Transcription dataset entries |
----------

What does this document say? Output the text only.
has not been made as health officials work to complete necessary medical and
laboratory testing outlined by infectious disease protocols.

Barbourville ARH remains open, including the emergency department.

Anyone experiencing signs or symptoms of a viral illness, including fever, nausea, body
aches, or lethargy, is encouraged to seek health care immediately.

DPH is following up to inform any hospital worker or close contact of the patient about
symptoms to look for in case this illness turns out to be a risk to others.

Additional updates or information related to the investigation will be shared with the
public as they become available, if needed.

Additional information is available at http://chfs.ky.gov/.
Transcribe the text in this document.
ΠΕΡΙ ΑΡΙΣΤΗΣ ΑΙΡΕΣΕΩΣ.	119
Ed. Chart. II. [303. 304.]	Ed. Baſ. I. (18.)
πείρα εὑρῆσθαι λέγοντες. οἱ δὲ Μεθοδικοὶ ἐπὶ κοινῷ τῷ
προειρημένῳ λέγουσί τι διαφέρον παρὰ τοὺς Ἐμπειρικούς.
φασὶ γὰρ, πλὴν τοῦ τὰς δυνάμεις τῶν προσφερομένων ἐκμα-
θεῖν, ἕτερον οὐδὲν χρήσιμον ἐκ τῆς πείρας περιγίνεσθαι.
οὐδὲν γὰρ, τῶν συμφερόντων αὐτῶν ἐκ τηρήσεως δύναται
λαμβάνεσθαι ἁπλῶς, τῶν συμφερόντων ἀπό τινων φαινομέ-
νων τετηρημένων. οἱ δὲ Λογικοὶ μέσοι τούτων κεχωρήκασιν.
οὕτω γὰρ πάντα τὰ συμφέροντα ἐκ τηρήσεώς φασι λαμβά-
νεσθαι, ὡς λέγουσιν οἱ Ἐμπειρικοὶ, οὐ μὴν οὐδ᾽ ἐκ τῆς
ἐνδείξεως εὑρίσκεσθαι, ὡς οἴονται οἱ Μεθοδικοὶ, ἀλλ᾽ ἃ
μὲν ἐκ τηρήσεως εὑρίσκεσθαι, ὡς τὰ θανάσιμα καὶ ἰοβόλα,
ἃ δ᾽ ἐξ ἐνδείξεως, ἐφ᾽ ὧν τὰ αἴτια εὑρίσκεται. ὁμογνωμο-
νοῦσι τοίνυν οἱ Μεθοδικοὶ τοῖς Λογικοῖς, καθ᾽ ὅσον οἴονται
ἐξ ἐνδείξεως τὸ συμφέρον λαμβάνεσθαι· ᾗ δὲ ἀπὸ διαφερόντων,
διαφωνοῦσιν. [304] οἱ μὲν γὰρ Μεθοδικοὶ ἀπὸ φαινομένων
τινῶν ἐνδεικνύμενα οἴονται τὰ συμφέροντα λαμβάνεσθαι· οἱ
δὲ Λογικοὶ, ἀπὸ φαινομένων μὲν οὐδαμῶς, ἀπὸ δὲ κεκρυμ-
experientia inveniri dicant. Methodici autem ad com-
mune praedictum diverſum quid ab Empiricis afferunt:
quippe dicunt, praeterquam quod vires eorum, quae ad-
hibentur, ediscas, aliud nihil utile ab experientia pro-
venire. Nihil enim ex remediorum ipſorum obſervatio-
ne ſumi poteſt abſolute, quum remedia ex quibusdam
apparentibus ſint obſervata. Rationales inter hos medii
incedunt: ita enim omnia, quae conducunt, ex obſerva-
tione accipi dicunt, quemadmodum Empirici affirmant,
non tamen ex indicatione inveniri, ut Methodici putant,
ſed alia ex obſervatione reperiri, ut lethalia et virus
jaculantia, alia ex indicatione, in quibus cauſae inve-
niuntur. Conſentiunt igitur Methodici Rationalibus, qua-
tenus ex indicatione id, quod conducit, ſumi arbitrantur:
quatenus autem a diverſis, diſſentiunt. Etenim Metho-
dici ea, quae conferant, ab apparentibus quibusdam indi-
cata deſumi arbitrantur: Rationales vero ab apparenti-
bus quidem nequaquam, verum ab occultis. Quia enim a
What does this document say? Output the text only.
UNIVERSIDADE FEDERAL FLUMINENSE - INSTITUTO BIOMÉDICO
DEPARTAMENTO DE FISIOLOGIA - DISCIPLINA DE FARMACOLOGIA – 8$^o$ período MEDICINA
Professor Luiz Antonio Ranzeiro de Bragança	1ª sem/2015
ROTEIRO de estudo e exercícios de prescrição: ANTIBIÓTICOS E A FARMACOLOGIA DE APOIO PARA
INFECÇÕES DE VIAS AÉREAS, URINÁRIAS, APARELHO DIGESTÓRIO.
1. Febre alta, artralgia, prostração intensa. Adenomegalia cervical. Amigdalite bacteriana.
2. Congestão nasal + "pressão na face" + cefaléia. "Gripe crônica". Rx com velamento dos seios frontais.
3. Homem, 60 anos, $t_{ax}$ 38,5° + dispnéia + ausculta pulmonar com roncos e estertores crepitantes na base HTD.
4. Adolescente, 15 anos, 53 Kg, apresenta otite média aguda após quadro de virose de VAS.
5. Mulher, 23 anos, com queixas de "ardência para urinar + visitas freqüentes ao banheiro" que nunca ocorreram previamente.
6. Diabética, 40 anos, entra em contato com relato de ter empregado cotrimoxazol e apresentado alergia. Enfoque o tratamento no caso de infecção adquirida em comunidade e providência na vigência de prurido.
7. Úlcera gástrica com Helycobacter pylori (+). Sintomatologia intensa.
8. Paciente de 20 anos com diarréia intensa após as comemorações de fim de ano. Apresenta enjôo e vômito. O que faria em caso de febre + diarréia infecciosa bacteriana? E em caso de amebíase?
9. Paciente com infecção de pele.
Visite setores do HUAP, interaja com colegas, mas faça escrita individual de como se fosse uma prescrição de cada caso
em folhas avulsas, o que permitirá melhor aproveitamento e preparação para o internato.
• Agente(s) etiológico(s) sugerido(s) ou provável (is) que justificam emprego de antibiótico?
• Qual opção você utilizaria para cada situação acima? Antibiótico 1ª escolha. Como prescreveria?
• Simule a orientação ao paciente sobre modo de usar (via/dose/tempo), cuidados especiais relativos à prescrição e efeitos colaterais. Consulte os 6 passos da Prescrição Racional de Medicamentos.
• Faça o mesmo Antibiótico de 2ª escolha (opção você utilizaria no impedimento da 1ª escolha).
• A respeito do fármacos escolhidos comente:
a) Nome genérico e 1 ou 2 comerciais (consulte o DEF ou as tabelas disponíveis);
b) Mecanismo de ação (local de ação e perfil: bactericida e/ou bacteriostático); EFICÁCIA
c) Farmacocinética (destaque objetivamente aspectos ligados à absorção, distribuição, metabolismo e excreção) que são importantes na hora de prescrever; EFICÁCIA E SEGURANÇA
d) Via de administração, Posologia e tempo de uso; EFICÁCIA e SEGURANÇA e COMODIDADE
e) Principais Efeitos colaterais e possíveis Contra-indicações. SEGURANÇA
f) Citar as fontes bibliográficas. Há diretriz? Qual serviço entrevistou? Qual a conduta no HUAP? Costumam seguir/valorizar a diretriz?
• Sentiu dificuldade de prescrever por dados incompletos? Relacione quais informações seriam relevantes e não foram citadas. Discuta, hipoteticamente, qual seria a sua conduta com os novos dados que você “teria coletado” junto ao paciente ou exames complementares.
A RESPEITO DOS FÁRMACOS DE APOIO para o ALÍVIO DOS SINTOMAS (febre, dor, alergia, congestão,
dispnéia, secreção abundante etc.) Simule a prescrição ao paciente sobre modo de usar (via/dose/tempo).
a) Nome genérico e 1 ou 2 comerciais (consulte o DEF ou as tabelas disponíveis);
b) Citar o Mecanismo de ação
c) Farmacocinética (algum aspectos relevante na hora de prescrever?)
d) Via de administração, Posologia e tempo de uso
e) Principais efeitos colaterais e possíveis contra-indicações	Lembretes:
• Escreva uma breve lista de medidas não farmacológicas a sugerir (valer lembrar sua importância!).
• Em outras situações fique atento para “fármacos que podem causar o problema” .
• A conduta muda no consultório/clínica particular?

----------

Your objective |
Count up every line above that has the word "Λογικοὶ" in it; answer with the number alone.

Solution to the exercise |
2